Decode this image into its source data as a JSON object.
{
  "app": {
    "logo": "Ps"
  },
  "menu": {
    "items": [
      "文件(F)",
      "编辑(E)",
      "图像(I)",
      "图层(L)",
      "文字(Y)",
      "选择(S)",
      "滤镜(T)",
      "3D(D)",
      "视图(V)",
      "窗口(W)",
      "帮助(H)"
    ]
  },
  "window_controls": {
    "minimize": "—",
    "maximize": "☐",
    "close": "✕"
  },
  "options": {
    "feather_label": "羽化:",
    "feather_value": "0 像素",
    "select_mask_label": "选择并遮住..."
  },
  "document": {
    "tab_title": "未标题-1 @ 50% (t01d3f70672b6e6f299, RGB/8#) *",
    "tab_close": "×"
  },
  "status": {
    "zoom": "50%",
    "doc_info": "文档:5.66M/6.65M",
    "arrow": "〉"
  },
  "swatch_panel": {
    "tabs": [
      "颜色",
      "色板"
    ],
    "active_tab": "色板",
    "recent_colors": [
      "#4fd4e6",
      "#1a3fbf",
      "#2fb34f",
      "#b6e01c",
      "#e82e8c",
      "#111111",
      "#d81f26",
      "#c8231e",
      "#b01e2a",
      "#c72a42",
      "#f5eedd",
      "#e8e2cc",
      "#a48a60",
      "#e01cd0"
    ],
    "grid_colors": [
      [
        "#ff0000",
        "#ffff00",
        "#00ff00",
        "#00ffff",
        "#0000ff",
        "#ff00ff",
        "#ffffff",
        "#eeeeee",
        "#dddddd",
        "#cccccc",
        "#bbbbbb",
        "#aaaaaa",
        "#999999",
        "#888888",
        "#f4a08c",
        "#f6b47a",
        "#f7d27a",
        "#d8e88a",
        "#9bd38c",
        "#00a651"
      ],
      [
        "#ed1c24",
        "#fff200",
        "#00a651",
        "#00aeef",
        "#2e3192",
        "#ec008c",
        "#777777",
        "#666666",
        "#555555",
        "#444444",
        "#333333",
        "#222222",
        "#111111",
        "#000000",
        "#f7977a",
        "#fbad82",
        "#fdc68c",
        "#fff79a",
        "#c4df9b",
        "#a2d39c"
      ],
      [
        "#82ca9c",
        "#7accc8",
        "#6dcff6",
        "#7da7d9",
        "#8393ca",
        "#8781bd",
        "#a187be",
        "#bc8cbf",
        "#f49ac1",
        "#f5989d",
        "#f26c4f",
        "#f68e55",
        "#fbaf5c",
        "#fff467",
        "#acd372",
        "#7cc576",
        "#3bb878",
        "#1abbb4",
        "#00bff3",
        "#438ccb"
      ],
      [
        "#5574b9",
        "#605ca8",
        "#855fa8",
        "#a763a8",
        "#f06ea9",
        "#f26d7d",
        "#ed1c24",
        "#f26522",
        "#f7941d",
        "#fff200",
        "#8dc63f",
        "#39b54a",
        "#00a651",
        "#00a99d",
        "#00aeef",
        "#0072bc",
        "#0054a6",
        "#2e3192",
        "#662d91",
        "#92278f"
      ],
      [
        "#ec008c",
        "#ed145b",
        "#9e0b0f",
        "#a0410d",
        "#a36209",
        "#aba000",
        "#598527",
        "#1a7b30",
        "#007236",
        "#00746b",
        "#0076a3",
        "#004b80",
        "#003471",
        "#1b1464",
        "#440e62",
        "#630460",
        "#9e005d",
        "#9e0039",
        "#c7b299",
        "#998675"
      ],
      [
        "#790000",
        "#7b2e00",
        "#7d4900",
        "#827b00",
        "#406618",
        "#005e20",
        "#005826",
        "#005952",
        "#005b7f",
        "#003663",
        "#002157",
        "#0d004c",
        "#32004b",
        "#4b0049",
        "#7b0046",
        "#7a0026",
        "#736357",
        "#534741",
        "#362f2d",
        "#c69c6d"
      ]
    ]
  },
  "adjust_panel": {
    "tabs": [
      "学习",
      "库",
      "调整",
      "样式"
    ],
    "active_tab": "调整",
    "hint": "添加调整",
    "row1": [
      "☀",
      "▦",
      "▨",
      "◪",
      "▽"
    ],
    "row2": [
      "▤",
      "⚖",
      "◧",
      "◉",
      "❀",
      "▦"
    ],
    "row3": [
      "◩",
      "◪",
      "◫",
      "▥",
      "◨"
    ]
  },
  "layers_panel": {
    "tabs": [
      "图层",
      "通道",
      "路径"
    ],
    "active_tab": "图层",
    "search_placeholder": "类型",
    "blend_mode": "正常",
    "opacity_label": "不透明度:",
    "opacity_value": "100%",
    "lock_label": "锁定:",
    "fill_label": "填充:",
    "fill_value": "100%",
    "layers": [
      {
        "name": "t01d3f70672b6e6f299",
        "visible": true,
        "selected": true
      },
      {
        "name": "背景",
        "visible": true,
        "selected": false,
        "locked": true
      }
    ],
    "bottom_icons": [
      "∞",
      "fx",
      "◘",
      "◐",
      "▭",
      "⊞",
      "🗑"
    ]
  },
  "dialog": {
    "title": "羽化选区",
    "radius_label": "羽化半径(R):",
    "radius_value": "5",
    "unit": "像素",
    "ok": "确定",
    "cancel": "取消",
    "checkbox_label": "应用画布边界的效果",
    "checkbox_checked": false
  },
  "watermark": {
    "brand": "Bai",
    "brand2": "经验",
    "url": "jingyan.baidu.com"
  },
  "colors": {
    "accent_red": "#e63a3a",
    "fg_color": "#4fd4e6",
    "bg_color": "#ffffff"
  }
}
::::::::::
* [Problem to solve]: Print every record above exactly as written.

* [Written solution]:
Decode this image into its source data as a JSON object.
{
  "app": {
    "logo": "Ps"
  },
  "menu": {
    "items": [
      "文件(F)",
      "编辑(E)",
      "图像(I)",
      "图层(L)",
      "文字(Y)",
      "选择(S)",
      "滤镜(T)",
      "3D(D)",
      "视图(V)",
      "窗口(W)",
      "帮助(H)"
    ]
  },
  "window_controls": {
    "minimize": "—",
    "maximize": "☐",
    "close": "✕"
  },
  "options": {
    "feather_label": "羽化:",
    "feather_value": "0 像素",
    "select_mask_label": "选择并遮住..."
  },
  "document": {
    "tab_title": "未标题-1 @ 50% (t01d3f70672b6e6f299, RGB/8#) *",
    "tab_close": "×"
  },
  "status": {
    "zoom": "50%",
    "doc_info": "文档:5.66M/6.65M",
    "arrow": "〉"
  },
  "swatch_panel": {
    "tabs": [
      "颜色",
      "色板"
    ],
    "active_tab": "色板",
    "recent_colors": [
      "#4fd4e6",
      "#1a3fbf",
      "#2fb34f",
      "#b6e01c",
      "#e82e8c",
      "#111111",
      "#d81f26",
      "#c8231e",
      "#b01e2a",
      "#c72a42",
      "#f5eedd",
      "#e8e2cc",
      "#a48a60",
      "#e01cd0"
    ],
    "grid_colors": [
      [
        "#ff0000",
        "#ffff00",
        "#00ff00",
        "#00ffff",
        "#0000ff",
        "#ff00ff",
        "#ffffff",
        "#eeeeee",
        "#dddddd",
        "#cccccc",
        "#bbbbbb",
        "#aaaaaa",
        "#999999",
        "#888888",
        "#f4a08c",
        "#f6b47a",
        "#f7d27a",
        "#d8e88a",
        "#9bd38c",
        "#00a651"
      ],
      [
        "#ed1c24",
        "#fff200",
        "#00a651",
        "#00aeef",
        "#2e3192",
        "#ec008c",
        "#777777",
        "#666666",
        "#555555",
        "#444444",
        "#333333",
        "#222222",
        "#111111",
        "#000000",
        "#f7977a",
        "#fbad82",
        "#fdc68c",
        "#fff79a",
        "#c4df9b",
        "#a2d39c"
      ],
      [
        "#82ca9c",
        "#7accc8",
        "#6dcff6",
        "#7da7d9",
        "#8393ca",
        "#8781bd",
        "#a187be",
        "#bc8cbf",
        "#f49ac1",
        "#f5989d",
        "#f26c4f",
        "#f68e55",
        "#fbaf5c",
        "#fff467",
        "#acd372",
        "#7cc576",
        "#3bb878",
        "#1abbb4",
        "#00bff3",
        "#438ccb"
      ],
      [
        "#5574b9",
        "#605ca8",
        "#855fa8",
        "#a763a8",
        "#f06ea9",
        "#f26d7d",
        "#ed1c24",
        "#f26522",
        "#f7941d",
        "#fff200",
        "#8dc63f",
        "#39b54a",
        "#00a651",
        "#00a99d",
        "#00aeef",
        "#0072bc",
        "#0054a6",
        "#2e3192",
        "#662d91",
        "#92278f"
      ],
      [
        "#ec008c",
        "#ed145b",
        "#9e0b0f",
        "#a0410d",
        "#a36209",
        "#aba000",
        "#598527",
        "#1a7b30",
        "#007236",
        "#00746b",
        "#0076a3",
        "#004b80",
        "#003471",
        "#1b1464",
        "#440e62",
        "#630460",
        "#9e005d",
        "#9e0039",
        "#c7b299",
        "#998675"
      ],
      [
        "#790000",
        "#7b2e00",
        "#7d4900",
        "#827b00",
        "#406618",
        "#005e20",
        "#005826",
        "#005952",
        "#005b7f",
        "#003663",
        "#002157",
        "#0d004c",
        "#32004b",
        "#4b0049",
        "#7b0046",
        "#7a0026",
        "#736357",
        "#534741",
        "#362f2d",
        "#c69c6d"
      ]
    ]
  },
  "adjust_panel": {
    "tabs": [
      "学习",
      "库",
      "调整",
      "样式"
    ],
    "active_tab": "调整",
    "hint": "添加调整",
    "row1": [
      "☀",
      "▦",
      "▨",
      "◪",
      "▽"
    ],
    "row2": [
      "▤",
      "⚖",
      "◧",
      "◉",
      "❀",
      "▦"
    ],
    "row3": [
      "◩",
      "◪",
      "◫",
      "▥",
      "◨"
    ]
  },
  "layers_panel": {
    "tabs": [
      "图层",
      "通道",
      "路径"
    ],
    "active_tab": "图层",
    "search_placeholder": "类型",
    "blend_mode": "正常",
    "opacity_label": "不透明度:",
    "opacity_value": "100%",
    "lock_label": "锁定:",
    "fill_label": "填充:",
    "fill_value": "100%",
    "layers": [
      {
        "name": "t01d3f70672b6e6f299",
        "visible": true,
        "selected": true
      },
      {
        "name": "背景",
        "visible": true,
        "selected": false,
        "locked": true
      }
    ],
    "bottom_icons": [
      "∞",
      "fx",
      "◘",
      "◐",
      "▭",
      "⊞",
      "🗑"
    ]
  },
  "dialog": {
    "title": "羽化选区",
    "radius_label": "羽化半径(R):",
    "radius_value": "5",
    "unit": "像素",
    "ok": "确定",
    "cancel": "取消",
    "checkbox_label": "应用画布边界的效果",
    "checkbox_checked": false
  },
  "watermark": {
    "brand": "Bai",
    "brand2": "经验",
    "url": "jingyan.baidu.com"
  },
  "colors": {
    "accent_red": "#e63a3a",
    "fg_color": "#4fd4e6",
    "bg_color": "#ffffff"
  }
}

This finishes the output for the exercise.